Problem description
Repeat the listing exactly as given, omitting every image.

Dataset rows

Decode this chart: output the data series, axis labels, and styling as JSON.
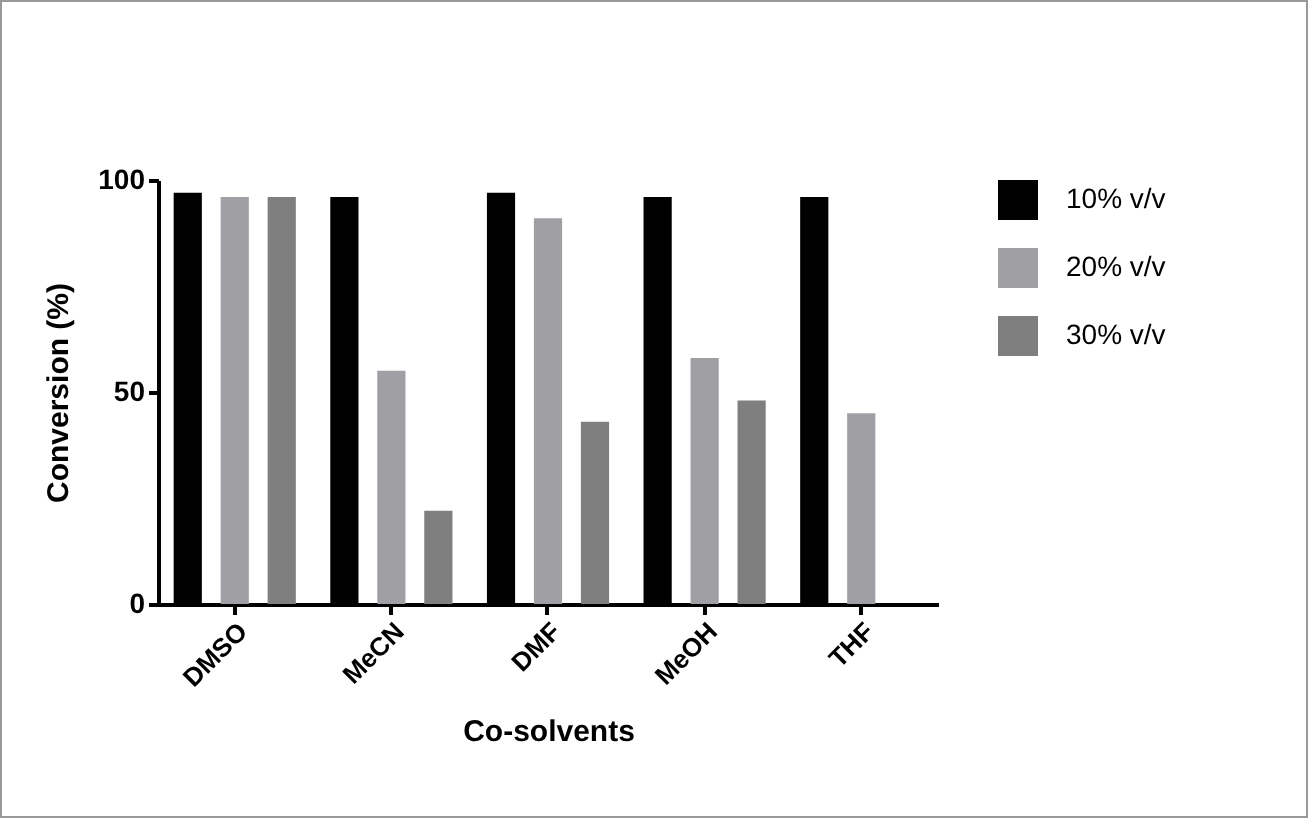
{
  "chart_data": {
    "type": "bar",
    "xlabel": "Co-solvents",
    "ylabel": "Conversion (%)",
    "categories": [
      "DMSO",
      "MeCN",
      "DMF",
      "MeOH",
      "THF"
    ],
    "series": [
      {
        "name": "10% v/v",
        "color": "#000000",
        "values": [
          97,
          96,
          97,
          96,
          96
        ]
      },
      {
        "name": "20% v/v",
        "color": "#a09fa4",
        "values": [
          96,
          55,
          91,
          58,
          45
        ]
      },
      {
        "name": "30% v/v",
        "color": "#7f7f7f",
        "values": [
          96,
          22,
          43,
          48,
          null
        ]
      }
    ],
    "ylim": [
      0,
      100
    ],
    "yticks": [
      0,
      50,
      100
    ],
    "grid": false,
    "legend": "top right"
  }
}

Task output
Decode this chart: output the data series, axis labels, and styling as JSON.
{
  "chart_data": {
    "type": "bar",
    "xlabel": "Co-solvents",
    "ylabel": "Conversion (%)",
    "categories": [
      "DMSO",
      "MeCN",
      "DMF",
      "MeOH",
      "THF"
    ],
    "series": [
      {
        "name": "10% v/v",
        "color": "#000000",
        "values": [
          97,
          96,
          97,
          96,
          96
        ]
      },
      {
        "name": "20% v/v",
        "color": "#a09fa4",
        "values": [
          96,
          55,
          91,
          58,
          45
        ]
      },
      {
        "name": "30% v/v",
        "color": "#7f7f7f",
        "values": [
          96,
          22,
          43,
          48,
          null
        ]
      }
    ],
    "ylim": [
      0,
      100
    ],
    "yticks": [
      0,
      50,
      100
    ],
    "grid": false,
    "legend": "top right"
  }
}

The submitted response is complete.